- Exercise instructions: Would you transcribe the whole listing exactly, minus its pictures?

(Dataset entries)
-=-=-

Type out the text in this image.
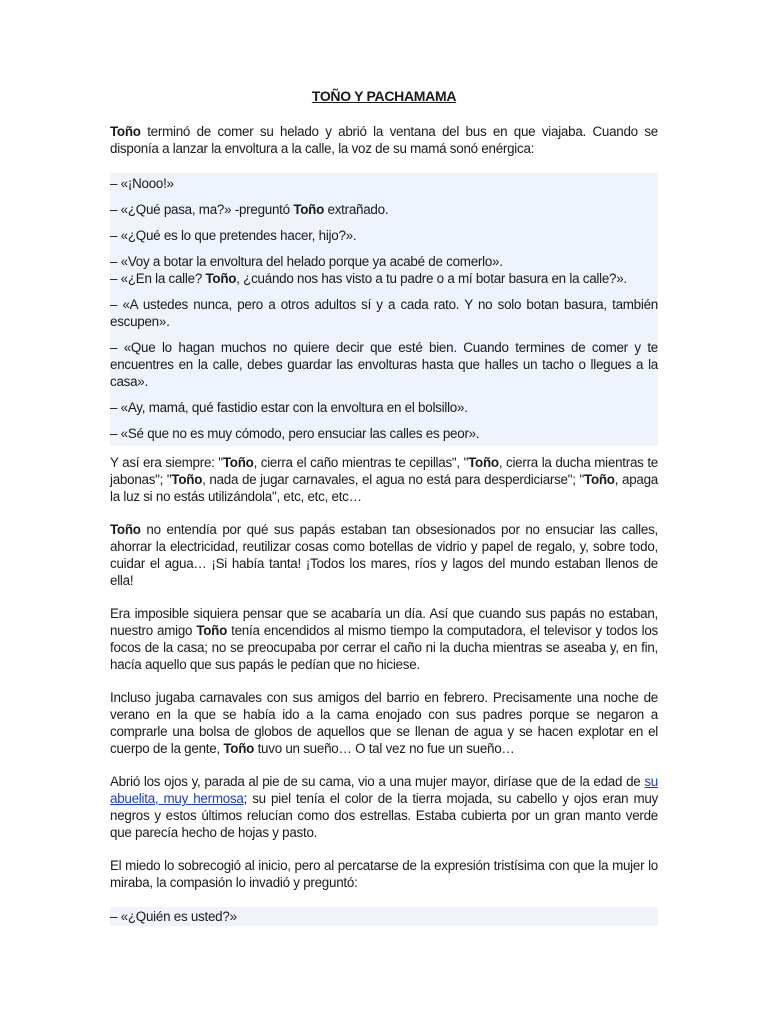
TOÑO Y PACHAMAMA

Toño terminó de comer su helado y abrió la ventana del bus en que viajaba. Cuando se disponía a lanzar la envoltura a la calle, la voz de su mamá sonó enérgica:

– «¡Nooo!»

– «¿Qué pasa, ma?» -preguntó Toño extrañado.

– «¿Qué es lo que pretendes hacer, hijo?».

– «Voy a botar la envoltura del helado porque ya acabé de comerlo».

– «¿En la calle? Toño, ¿cuándo nos has visto a tu padre o a mí botar basura en la calle?».

– «A ustedes nunca, pero a otros adultos sí y a cada rato. Y no solo botan basura, también escupen».

– «Que lo hagan muchos no quiere decir que esté bien. Cuando termines de comer y te encuentres en la calle, debes guardar las envolturas hasta que halles un tacho o llegues a la casa».

– «Ay, mamá, qué fastidio estar con la envoltura en el bolsillo».

– «Sé que no es muy cómodo, pero ensuciar las calles es peor».

Y así era siempre: "Toño, cierra el caño mientras te cepillas", "Toño, cierra la ducha mientras te jabonas"; "Toño, nada de jugar carnavales, el agua no está para desperdiciarse"; "Toño, apaga la luz si no estás utilizándola", etc, etc, etc…

Toño no entendía por qué sus papás estaban tan obsesionados por no ensuciar las calles, ahorrar la electricidad, reutilizar cosas como botellas de vidrio y papel de regalo, y, sobre todo, cuidar el agua… ¡Si había tanta! ¡Todos los mares, ríos y lagos del mundo estaban llenos de ella!

Era imposible siquiera pensar que se acabaría un día. Así que cuando sus papás no estaban, nuestro amigo Toño tenía encendidos al mismo tiempo la computadora, el televisor y todos los focos de la casa; no se preocupaba por cerrar el caño ni la ducha mientras se aseaba y, en fin, hacía aquello que sus papás le pedían que no hiciese.

Incluso jugaba carnavales con sus amigos del barrio en febrero. Precisamente una noche de verano en la que se había ido a la cama enojado con sus padres porque se negaron a comprarle una bolsa de globos de aquellos que se llenan de agua y se hacen explotar en el cuerpo de la gente, Toño tuvo un sueño… O tal vez no fue un sueño…

Abrió los ojos y, parada al pie de su cama, vio a una mujer mayor, diríase que de la edad de su abuelita, muy hermosa; su piel tenía el color de la tierra mojada, su cabello y ojos eran muy negros y estos últimos relucían como dos estrellas. Estaba cubierta por un gran manto verde que parecía hecho de hojas y pasto.

El miedo lo sobrecogió al inicio, pero al percatarse de la expresión tristísima con que la mujer lo miraba, la compasión lo invadió y preguntó:

– «¿Quién es usted?»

-=-=-

- Task output:
Type out the text in this image.
TOÑO Y PACHAMAMA

Toño terminó de comer su helado y abrió la ventana del bus en que viajaba. Cuando se disponía a lanzar la envoltura a la calle, la voz de su mamá sonó enérgica:

– «¡Nooo!»

– «¿Qué pasa, ma?» -preguntó Toño extrañado.

– «¿Qué es lo que pretendes hacer, hijo?».

– «Voy a botar la envoltura del helado porque ya acabé de comerlo».

– «¿En la calle? Toño, ¿cuándo nos has visto a tu padre o a mí botar basura en la calle?».

– «A ustedes nunca, pero a otros adultos sí y a cada rato. Y no solo botan basura, también escupen».

– «Que lo hagan muchos no quiere decir que esté bien. Cuando termines de comer y te encuentres en la calle, debes guardar las envolturas hasta que halles un tacho o llegues a la casa».

– «Ay, mamá, qué fastidio estar con la envoltura en el bolsillo».

– «Sé que no es muy cómodo, pero ensuciar las calles es peor».

Y así era siempre: "Toño, cierra el caño mientras te cepillas", "Toño, cierra la ducha mientras te jabonas"; "Toño, nada de jugar carnavales, el agua no está para desperdiciarse"; "Toño, apaga la luz si no estás utilizándola", etc, etc, etc…

Toño no entendía por qué sus papás estaban tan obsesionados por no ensuciar las calles, ahorrar la electricidad, reutilizar cosas como botellas de vidrio y papel de regalo, y, sobre todo, cuidar el agua… ¡Si había tanta! ¡Todos los mares, ríos y lagos del mundo estaban llenos de ella!

Era imposible siquiera pensar que se acabaría un día. Así que cuando sus papás no estaban, nuestro amigo Toño tenía encendidos al mismo tiempo la computadora, el televisor y todos los focos de la casa; no se preocupaba por cerrar el caño ni la ducha mientras se aseaba y, en fin, hacía aquello que sus papás le pedían que no hiciese.

Incluso jugaba carnavales con sus amigos del barrio en febrero. Precisamente una noche de verano en la que se había ido a la cama enojado con sus padres porque se negaron a comprarle una bolsa de globos de aquellos que se llenan de agua y se hacen explotar en el cuerpo de la gente, Toño tuvo un sueño… O tal vez no fue un sueño…

Abrió los ojos y, parada al pie de su cama, vio a una mujer mayor, diríase que de la edad de su abuelita, muy hermosa; su piel tenía el color de la tierra mojada, su cabello y ojos eran muy negros y estos últimos relucían como dos estrellas. Estaba cubierta por un gran manto verde que parecía hecho de hojas y pasto.

El miedo lo sobrecogió al inicio, pero al percatarse de la expresión tristísima con que la mujer lo miraba, la compasión lo invadió y preguntó:

– «¿Quién es usted?»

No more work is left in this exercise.